#### Passage shown
►
Chemical structures will be harvested from graduate work and analysed for promising drug and materials leads
The feeling that the vast majority of information contained within your painstakingly prepared thesis is destined to be forgotten will be familiar to many a PhD student. But this may be about to change for synthetic chemists, thanks to a team of researchers who have amassed a digital collection of more than 75,000 compounds from PhD theses that might otherwise have mouldered in obscurity.
The effort is part of a Royal Society of Chemistry (RSC) funded pilot project to build-up a national compound collection. In its current form the collection exists in silico, with structures stored on the RSC’s chemical database ChemSpider. The collection is not yet accessible, but will be made into an open resource under a Creative Commons licence once the evaluation process for the pilot process is complete.
‘This should be a resource that is available to anybody whose work depends on using molecules,’ says Tim Gallagher, a chemistry professor at the University of Bristol, UK, who is one of the project’s coordinators. He explains the project grew from a much smaller initiative run within the university to try and ‘get the molecule makers talking to the molecule users’ by gathering data from synthetic chemistry PhD theses.
◄
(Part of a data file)
►
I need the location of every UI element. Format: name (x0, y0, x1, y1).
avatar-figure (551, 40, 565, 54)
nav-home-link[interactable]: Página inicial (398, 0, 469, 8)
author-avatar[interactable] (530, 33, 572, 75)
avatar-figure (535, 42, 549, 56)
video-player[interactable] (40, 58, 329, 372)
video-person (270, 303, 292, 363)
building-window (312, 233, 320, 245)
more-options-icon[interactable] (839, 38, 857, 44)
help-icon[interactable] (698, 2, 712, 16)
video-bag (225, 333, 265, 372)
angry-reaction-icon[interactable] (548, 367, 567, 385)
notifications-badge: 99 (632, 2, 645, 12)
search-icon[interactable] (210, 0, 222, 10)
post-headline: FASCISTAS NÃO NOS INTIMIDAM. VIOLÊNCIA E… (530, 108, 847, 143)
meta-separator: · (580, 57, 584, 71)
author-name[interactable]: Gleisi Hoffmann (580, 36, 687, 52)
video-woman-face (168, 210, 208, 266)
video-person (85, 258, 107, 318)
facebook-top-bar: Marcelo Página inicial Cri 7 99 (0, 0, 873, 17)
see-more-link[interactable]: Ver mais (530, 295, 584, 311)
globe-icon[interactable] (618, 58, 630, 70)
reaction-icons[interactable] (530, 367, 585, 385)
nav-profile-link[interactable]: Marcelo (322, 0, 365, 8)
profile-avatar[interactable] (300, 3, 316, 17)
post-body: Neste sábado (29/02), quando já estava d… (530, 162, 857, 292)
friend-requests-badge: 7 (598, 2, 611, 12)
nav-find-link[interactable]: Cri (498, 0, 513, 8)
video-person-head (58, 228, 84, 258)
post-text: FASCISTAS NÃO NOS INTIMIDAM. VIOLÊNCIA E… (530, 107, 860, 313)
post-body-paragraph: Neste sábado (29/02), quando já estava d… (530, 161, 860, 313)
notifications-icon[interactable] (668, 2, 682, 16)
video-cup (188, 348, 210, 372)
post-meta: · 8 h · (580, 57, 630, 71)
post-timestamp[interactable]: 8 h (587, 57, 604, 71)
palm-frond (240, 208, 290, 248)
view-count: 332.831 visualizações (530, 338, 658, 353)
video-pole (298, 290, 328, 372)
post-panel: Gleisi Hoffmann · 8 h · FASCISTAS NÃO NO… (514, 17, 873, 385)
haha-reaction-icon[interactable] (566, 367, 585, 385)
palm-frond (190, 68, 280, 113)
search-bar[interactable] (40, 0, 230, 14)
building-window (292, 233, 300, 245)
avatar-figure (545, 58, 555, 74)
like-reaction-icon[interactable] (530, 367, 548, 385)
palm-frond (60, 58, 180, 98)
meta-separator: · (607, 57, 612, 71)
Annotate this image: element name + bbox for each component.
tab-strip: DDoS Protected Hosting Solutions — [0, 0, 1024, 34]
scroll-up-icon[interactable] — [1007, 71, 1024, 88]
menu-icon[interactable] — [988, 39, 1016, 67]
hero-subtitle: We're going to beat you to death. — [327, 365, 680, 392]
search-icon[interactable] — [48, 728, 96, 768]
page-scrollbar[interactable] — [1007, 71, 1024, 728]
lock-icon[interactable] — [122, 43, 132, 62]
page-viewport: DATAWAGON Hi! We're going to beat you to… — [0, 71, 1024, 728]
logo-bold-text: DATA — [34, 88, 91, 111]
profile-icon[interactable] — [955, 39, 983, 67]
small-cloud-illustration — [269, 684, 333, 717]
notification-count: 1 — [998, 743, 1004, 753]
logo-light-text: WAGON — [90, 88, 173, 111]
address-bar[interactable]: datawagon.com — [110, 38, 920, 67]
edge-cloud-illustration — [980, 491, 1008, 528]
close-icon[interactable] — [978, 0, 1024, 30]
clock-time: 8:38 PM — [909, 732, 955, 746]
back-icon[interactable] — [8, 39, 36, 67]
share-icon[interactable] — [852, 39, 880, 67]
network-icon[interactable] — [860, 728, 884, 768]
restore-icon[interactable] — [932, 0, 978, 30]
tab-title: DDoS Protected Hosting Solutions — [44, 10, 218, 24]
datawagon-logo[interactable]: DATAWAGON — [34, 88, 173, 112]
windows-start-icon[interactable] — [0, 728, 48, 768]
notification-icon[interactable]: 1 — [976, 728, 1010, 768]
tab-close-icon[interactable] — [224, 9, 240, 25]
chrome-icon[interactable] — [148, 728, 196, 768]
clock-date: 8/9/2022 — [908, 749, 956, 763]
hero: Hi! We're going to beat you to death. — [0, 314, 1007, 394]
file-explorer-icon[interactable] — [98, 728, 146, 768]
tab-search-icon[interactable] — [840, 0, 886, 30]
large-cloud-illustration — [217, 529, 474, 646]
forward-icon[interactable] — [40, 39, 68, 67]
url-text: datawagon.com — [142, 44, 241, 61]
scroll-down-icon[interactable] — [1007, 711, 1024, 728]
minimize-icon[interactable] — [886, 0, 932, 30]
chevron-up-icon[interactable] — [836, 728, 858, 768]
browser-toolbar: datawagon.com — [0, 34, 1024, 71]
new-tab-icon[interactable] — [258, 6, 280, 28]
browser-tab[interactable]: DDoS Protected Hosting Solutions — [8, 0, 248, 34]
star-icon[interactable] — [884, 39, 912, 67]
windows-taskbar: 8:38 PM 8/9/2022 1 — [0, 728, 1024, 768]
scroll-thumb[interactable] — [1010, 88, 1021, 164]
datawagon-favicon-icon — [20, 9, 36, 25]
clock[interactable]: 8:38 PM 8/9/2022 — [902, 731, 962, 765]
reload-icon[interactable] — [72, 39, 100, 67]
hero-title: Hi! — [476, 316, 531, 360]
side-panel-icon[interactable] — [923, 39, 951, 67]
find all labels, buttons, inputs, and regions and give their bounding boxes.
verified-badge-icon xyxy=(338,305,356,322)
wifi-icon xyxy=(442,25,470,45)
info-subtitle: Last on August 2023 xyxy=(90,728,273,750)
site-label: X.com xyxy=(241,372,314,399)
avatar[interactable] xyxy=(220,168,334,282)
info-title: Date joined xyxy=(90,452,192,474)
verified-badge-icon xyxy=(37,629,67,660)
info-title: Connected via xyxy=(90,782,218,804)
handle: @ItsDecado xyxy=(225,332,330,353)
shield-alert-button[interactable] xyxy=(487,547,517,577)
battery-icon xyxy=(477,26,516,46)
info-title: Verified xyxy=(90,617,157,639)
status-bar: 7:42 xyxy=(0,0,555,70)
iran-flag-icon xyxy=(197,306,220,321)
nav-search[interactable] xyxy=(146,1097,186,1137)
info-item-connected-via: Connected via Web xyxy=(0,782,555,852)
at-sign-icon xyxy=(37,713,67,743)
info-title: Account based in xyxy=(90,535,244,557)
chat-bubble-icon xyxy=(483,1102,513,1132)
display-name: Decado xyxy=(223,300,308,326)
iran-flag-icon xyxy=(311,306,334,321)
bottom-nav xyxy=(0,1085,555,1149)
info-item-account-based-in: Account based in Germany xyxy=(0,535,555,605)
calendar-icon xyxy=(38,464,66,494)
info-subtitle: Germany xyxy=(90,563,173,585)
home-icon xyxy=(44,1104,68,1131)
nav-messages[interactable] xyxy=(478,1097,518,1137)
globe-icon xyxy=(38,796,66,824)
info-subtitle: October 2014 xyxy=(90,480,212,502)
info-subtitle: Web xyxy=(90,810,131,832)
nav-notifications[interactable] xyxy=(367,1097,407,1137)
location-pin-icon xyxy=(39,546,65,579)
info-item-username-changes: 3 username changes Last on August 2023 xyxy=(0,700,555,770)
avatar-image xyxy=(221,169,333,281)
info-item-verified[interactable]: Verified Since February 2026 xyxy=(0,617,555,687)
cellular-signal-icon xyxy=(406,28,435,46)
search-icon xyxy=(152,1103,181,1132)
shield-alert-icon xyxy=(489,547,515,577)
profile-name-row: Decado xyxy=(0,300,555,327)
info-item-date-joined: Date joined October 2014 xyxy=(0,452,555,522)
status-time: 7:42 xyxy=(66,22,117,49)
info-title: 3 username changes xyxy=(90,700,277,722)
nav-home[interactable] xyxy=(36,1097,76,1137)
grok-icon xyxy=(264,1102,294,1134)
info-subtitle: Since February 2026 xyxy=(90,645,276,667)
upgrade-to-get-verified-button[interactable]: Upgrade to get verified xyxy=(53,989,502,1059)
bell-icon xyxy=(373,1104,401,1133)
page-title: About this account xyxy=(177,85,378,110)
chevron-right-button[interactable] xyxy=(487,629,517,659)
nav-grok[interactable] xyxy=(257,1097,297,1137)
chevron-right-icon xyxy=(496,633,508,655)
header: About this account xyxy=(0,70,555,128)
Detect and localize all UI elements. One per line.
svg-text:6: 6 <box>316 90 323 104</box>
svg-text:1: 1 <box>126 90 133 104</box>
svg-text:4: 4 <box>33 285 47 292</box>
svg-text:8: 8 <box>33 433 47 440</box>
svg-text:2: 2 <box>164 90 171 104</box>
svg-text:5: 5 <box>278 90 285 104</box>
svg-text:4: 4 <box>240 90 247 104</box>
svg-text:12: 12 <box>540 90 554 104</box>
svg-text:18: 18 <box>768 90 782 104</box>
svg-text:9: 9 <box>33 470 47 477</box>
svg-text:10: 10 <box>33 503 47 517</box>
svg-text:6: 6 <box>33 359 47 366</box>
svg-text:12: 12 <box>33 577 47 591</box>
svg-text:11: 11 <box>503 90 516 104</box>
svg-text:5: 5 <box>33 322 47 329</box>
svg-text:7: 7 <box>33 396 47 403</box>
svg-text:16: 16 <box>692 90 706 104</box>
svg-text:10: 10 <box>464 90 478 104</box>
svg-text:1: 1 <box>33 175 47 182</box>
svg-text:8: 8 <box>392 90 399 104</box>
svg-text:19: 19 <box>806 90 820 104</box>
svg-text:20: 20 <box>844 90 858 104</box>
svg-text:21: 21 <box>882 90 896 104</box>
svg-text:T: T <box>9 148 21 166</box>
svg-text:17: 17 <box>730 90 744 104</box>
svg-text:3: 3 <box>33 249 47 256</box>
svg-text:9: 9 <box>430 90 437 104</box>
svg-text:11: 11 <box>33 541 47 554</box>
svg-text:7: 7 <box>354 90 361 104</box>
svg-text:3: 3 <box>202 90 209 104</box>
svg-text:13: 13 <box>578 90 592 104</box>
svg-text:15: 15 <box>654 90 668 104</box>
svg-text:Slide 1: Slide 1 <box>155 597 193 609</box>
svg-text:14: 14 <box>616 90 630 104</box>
◄
#### Written request 1
In the passage about thesis compounds, where are the collection's structures currently stored?
#### Written request 2
Please write out the entries from the first line through the line containing "friend-requests-badge: 7 (598, 2, 611, 12)" again, replacing each "avatar-figure" with "avatar-shape" and leaving everything else unchanged. Return only those lines.

#### Exercise solution 1
On the RSC's chemical database ChemSpider.

#### Exercise solution 2
I need the location of every UI element. Format: name (x0, y0, x1, y1).
avatar-shape (551, 40, 565, 54)
nav-home-link[interactable]: Página inicial (398, 0, 469, 8)
author-avatar[interactable] (530, 33, 572, 75)
avatar-shape (535, 42, 549, 56)
video-player[interactable] (40, 58, 329, 372)
video-person (270, 303, 292, 363)
building-window (312, 233, 320, 245)
more-options-icon[interactable] (839, 38, 857, 44)
help-icon[interactable] (698, 2, 712, 16)
video-bag (225, 333, 265, 372)
angry-reaction-icon[interactable] (548, 367, 567, 385)
notifications-badge: 99 (632, 2, 645, 12)
search-icon[interactable] (210, 0, 222, 10)
post-headline: FASCISTAS NÃO NOS INTIMIDAM. VIOLÊNCIA E… (530, 108, 847, 143)
meta-separator: · (580, 57, 584, 71)
author-name[interactable]: Gleisi Hoffmann (580, 36, 687, 52)
video-woman-face (168, 210, 208, 266)
video-person (85, 258, 107, 318)
facebook-top-bar: Marcelo Página inicial Cri 7 99 (0, 0, 873, 17)
see-more-link[interactable]: Ver mais (530, 295, 584, 311)
globe-icon[interactable] (618, 58, 630, 70)
reaction-icons[interactable] (530, 367, 585, 385)
nav-profile-link[interactable]: Marcelo (322, 0, 365, 8)
profile-avatar[interactable] (300, 3, 316, 17)
post-body: Neste sábado (29/02), quando já estava d… (530, 162, 857, 292)
friend-requests-badge: 7 (598, 2, 611, 12)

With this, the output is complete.